> [Texto apresentado]:
⁂

# "Todo dia" e "Todo o dia"



## Madnat

Oi! Estou tentando compreender a diferença neste exemplo: *Ele vem aqui todo dia, mas nao fica comigo todo o dia.*

Por que na primeira parte é "todo dia" y na segunda é "todo o dia", o qual é a diferença? 

Muito obrigado!


----------



## Vanda

Ele vem todos os dias mas não fica o dia inteiro com ele/ela.


----------



## Madnat

Então posso dizer: "toda casa é muito bonita mas a sua nao é"?


----------



## Outsider

Parece contraditório: se a sua casa não é bonita, então não são todas bonitas...


----------



## Madnat

Eu sei, mas poderia dize-lo? (gramaticalmente esta bom?)

Obrigado


----------



## Vanda

Para explicação gramatical sobre ''todo o'' e todo'', queira consultar esta discussão. clique


----------



## gvergara

Aliás, sempre tive essa dúvida. _Todo dia= todo*s* o*s* dia*s*_, mas sempre é possível dizer _tod@ + singular _(sem artigo) para se referer a um grupo inteiro (tod@s+@s+ Plural, por exemplo _Ela vem me vistar *toda semana*/ *toda*_*s as semanas*//  _*Toda pessoa *tem de apresentar a carteira de identidade antes de ingressar __*Todas as pessoas *têm de apresentar a carteira de identidade antes de ingressar_) Em espanhol é possível, mãs acho que apenas em alguns casos.

⁂

> [Material extraído]:
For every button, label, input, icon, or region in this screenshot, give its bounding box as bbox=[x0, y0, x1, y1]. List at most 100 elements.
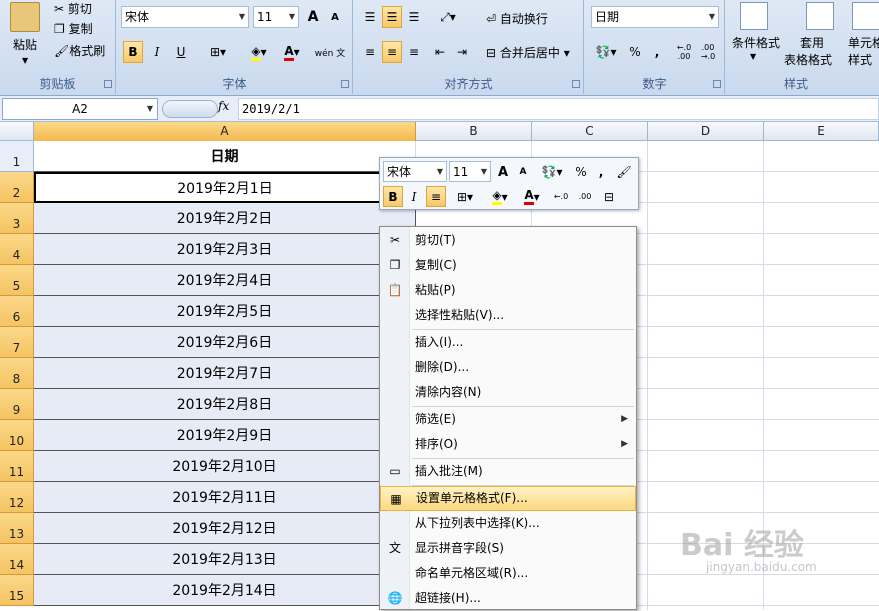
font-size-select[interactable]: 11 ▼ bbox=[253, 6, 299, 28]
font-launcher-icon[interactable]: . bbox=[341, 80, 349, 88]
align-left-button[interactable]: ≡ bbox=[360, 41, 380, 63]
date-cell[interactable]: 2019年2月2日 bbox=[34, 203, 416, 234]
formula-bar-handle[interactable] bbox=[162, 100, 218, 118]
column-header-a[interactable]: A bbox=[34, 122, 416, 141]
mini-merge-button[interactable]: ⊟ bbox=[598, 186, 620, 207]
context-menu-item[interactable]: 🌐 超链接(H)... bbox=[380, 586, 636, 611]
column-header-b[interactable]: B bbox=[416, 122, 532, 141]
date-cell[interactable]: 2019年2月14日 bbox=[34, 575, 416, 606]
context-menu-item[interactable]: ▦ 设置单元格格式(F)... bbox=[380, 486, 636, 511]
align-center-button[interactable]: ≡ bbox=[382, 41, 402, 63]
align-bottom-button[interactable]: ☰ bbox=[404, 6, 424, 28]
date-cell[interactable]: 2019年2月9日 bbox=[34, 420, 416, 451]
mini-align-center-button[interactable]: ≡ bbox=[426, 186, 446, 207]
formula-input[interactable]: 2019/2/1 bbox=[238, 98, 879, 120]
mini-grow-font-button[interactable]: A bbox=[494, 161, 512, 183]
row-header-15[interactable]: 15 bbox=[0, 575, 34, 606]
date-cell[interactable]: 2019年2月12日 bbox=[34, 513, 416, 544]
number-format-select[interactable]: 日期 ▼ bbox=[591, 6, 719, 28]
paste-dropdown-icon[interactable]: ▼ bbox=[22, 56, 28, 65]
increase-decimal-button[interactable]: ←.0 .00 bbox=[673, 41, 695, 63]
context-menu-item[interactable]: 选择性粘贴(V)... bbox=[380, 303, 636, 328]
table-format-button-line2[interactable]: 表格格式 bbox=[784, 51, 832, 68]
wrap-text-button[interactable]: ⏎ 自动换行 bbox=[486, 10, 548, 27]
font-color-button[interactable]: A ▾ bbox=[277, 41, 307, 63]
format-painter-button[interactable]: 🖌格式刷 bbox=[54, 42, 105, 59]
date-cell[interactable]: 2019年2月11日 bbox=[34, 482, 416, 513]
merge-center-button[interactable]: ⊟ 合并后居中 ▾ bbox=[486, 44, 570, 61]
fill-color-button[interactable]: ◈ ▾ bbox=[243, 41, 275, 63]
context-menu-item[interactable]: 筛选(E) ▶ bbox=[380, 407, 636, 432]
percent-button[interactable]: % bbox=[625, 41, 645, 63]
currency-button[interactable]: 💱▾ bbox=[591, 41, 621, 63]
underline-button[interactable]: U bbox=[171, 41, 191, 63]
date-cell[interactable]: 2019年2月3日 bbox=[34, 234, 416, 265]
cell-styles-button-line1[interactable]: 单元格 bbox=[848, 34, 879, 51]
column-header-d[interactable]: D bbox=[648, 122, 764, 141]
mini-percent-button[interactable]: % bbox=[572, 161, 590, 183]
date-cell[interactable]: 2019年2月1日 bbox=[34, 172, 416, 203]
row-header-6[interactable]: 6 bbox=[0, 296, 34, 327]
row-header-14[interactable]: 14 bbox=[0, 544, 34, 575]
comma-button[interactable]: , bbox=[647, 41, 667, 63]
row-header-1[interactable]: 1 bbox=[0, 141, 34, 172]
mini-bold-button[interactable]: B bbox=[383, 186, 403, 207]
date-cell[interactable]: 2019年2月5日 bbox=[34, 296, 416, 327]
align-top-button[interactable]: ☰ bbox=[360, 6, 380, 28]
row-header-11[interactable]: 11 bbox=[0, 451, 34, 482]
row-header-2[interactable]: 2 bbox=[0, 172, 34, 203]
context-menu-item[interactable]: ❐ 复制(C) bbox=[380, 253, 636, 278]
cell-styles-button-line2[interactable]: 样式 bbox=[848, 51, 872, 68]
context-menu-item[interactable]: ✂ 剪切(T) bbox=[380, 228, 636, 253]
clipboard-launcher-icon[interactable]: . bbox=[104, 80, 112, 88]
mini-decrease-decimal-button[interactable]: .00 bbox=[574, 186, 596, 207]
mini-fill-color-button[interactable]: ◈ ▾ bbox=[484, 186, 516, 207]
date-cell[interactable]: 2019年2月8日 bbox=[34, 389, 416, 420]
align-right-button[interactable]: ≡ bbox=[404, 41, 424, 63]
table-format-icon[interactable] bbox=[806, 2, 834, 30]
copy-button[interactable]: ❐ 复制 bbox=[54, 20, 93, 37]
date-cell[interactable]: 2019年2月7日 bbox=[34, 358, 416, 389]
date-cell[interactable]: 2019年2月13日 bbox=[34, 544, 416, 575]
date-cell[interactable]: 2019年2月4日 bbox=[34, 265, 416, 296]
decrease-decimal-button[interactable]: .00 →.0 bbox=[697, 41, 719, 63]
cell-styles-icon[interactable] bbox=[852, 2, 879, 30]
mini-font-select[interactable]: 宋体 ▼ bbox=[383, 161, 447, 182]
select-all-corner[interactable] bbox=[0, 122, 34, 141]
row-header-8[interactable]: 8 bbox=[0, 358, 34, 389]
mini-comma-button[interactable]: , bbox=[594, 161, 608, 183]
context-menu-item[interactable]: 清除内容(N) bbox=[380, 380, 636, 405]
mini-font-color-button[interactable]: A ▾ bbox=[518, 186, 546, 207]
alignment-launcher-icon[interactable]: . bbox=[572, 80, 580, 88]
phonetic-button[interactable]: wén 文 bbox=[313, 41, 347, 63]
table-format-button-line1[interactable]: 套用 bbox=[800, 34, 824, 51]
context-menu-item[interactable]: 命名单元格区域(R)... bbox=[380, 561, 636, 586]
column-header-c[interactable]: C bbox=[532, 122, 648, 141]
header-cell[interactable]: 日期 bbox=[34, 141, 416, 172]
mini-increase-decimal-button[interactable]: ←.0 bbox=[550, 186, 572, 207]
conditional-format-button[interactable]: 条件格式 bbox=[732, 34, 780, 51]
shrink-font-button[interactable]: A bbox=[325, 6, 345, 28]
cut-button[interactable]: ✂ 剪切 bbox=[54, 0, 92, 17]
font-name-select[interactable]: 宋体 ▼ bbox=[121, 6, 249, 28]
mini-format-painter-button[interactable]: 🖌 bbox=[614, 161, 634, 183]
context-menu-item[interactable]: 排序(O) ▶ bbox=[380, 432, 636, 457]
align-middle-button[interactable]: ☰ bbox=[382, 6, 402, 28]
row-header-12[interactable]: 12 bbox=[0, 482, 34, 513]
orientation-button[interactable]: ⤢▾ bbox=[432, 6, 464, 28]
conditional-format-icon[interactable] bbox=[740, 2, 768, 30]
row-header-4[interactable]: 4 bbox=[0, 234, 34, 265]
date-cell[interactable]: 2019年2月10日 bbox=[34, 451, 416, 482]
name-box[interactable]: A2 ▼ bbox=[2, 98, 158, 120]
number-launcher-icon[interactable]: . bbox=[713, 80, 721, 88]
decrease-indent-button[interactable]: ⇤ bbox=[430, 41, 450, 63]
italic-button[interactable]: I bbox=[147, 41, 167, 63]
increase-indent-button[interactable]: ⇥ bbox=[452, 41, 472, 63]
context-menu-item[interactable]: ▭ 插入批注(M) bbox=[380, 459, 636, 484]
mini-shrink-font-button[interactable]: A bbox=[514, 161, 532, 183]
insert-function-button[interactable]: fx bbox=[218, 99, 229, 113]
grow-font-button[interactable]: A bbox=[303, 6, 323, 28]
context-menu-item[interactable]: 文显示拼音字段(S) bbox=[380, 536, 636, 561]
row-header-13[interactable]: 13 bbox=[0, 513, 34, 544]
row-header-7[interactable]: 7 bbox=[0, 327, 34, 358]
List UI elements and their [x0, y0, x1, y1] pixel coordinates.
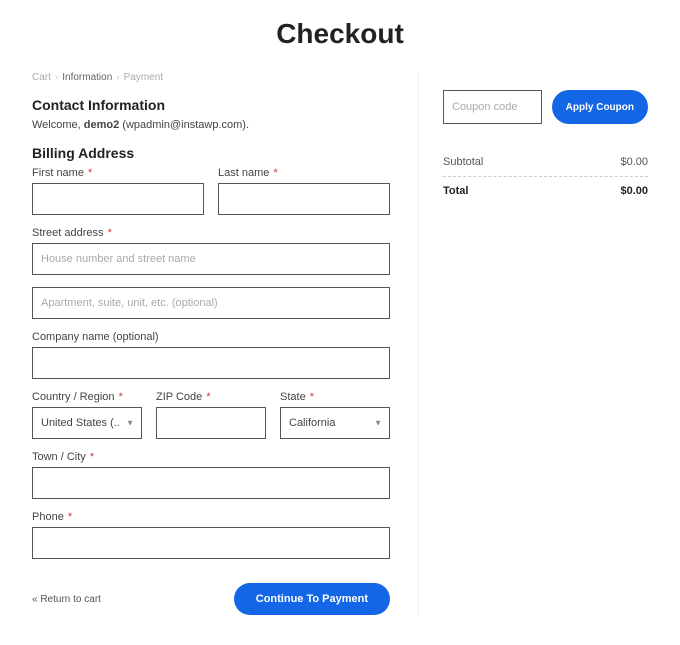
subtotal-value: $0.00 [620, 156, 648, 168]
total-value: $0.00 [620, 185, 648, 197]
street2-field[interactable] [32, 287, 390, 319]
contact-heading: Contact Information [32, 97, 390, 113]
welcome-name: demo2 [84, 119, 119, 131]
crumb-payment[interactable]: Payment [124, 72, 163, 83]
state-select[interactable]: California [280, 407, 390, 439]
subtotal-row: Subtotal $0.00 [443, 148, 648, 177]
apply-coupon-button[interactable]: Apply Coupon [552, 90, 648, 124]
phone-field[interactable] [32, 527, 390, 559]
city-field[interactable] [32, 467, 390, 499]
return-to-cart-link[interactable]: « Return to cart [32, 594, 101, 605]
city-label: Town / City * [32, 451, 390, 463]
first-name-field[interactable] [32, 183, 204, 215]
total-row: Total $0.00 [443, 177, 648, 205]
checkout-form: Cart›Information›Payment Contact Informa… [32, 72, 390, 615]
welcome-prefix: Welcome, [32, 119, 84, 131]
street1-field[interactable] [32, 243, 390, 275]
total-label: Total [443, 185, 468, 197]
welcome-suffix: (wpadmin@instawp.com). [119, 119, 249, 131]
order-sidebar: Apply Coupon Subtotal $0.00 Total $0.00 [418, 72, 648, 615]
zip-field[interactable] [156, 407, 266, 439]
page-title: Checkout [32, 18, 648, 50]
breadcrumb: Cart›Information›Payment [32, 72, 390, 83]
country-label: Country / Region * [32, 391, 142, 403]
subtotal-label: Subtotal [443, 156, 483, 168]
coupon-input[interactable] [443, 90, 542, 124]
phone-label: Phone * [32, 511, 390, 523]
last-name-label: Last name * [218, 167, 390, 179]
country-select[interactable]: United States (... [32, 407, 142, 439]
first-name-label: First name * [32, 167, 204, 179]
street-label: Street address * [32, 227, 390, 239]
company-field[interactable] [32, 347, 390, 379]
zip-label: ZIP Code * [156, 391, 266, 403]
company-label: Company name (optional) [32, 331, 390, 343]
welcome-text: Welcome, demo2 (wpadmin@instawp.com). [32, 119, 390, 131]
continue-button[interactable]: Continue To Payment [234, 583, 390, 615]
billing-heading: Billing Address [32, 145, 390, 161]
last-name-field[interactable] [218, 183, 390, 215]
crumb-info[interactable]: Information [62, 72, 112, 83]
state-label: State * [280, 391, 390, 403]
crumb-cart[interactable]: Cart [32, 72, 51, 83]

⁂

> [Problemas e tarefas]:
1 > Passe para o inglês esta frase do texto apresentado: "Parece contraditório: se a sua casa não é bonita, então não são todas bonitas..."
2 > Transcreva do texto apresentado o trecho que começa nas palavras "Por que na primeira" e pare logo depois de "inteiro com ele/ela.".
O material não tem relação nenhuma com o texto apresentado.

> [Respostas por tarefa]:
1 > It seems contradictory: if your house isn't pretty, then they aren't all pretty...

2 >
Por que na primeira parte é "todo dia" y na segunda é "todo o dia", o qual é a diferença? 

Muito obrigado!


----------



## Vanda

Ele vem todos os dias mas não fica o dia inteiro com ele/ela.